> **What you have to do**
Please arrange all of the lines below as a numbered list, skipping any blank ones and leaving the pictures out.

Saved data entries
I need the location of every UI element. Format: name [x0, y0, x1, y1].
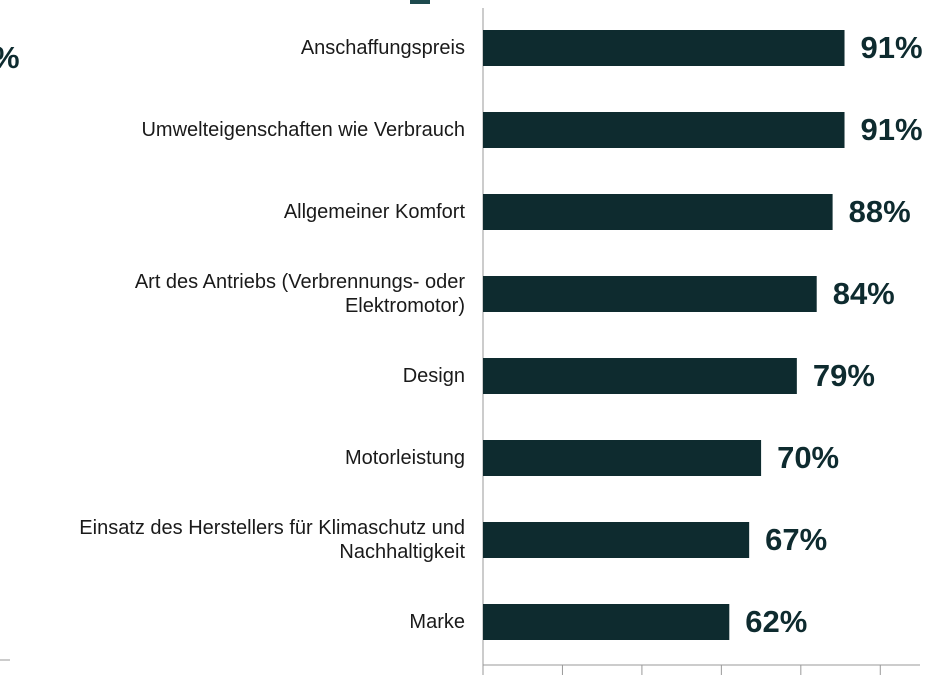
bar [483, 30, 845, 66]
value-label: 67% [765, 522, 827, 557]
category-label: Einsatz des Herstellers für Klimaschutz … [79, 517, 465, 563]
value-label: 91% [861, 30, 923, 65]
value-label: 84% [833, 276, 895, 311]
bar [483, 112, 845, 148]
category-label: Allgemeiner Komfort [283, 201, 465, 223]
annotation: % [0, 40, 20, 76]
bar [483, 604, 730, 640]
bar [483, 358, 797, 394]
category-label: Umwelteigenschaften wie Verbrauch [141, 119, 465, 141]
value-label: 70% [777, 440, 839, 475]
category-label: Anschaffungspreis [300, 37, 465, 59]
category-label: Motorleistung [344, 447, 465, 469]
value-label: 88% [849, 194, 911, 229]
category-label: Marke [409, 611, 465, 633]
bar [483, 440, 762, 476]
icon-fragment [410, 0, 430, 4]
category-label: Art des Antriebs (Verbrennungs- oder Ele… [134, 271, 465, 317]
bar [483, 522, 750, 558]
category-label: Design [402, 365, 465, 387]
value-label: 91% [861, 112, 923, 147]
value-label: 79% [813, 358, 875, 393]
value-label: 62% [745, 604, 807, 639]
bar [483, 276, 817, 312]
bar [483, 194, 833, 230]
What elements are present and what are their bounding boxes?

> **Problem solution**
1. I need the location of every UI element. Format: name [x0, y0, x1, y1].
2. bar [483, 30, 845, 66]
3. value-label: 67% [765, 522, 827, 557]
4. category-label: Einsatz des Herstellers für Klimaschutz … [79, 517, 465, 563]
5. value-label: 91% [861, 30, 923, 65]
6. value-label: 84% [833, 276, 895, 311]
7. bar [483, 112, 845, 148]
8. category-label: Allgemeiner Komfort [283, 201, 465, 223]
9. annotation: % [0, 40, 20, 76]
10. bar [483, 604, 730, 640]
11. bar [483, 358, 797, 394]
12. category-label: Umwelteigenschaften wie Verbrauch [141, 119, 465, 141]
13. value-label: 70% [777, 440, 839, 475]
14. category-label: Anschaffungspreis [300, 37, 465, 59]
15. category-label: Motorleistung [344, 447, 465, 469]
16. value-label: 88% [849, 194, 911, 229]
17. category-label: Marke [409, 611, 465, 633]
18. bar [483, 440, 762, 476]
19. icon-fragment [410, 0, 430, 4]
20. category-label: Art des Antriebs (Verbrennungs- oder Ele… [134, 271, 465, 317]
21. bar [483, 522, 750, 558]
22. category-label: Design [402, 365, 465, 387]
23. value-label: 91% [861, 112, 923, 147]
24. value-label: 79% [813, 358, 875, 393]
25. value-label: 62% [745, 604, 807, 639]
26. bar [483, 276, 817, 312]
27. bar [483, 194, 833, 230]
28. What elements are present and what are their bounding boxes?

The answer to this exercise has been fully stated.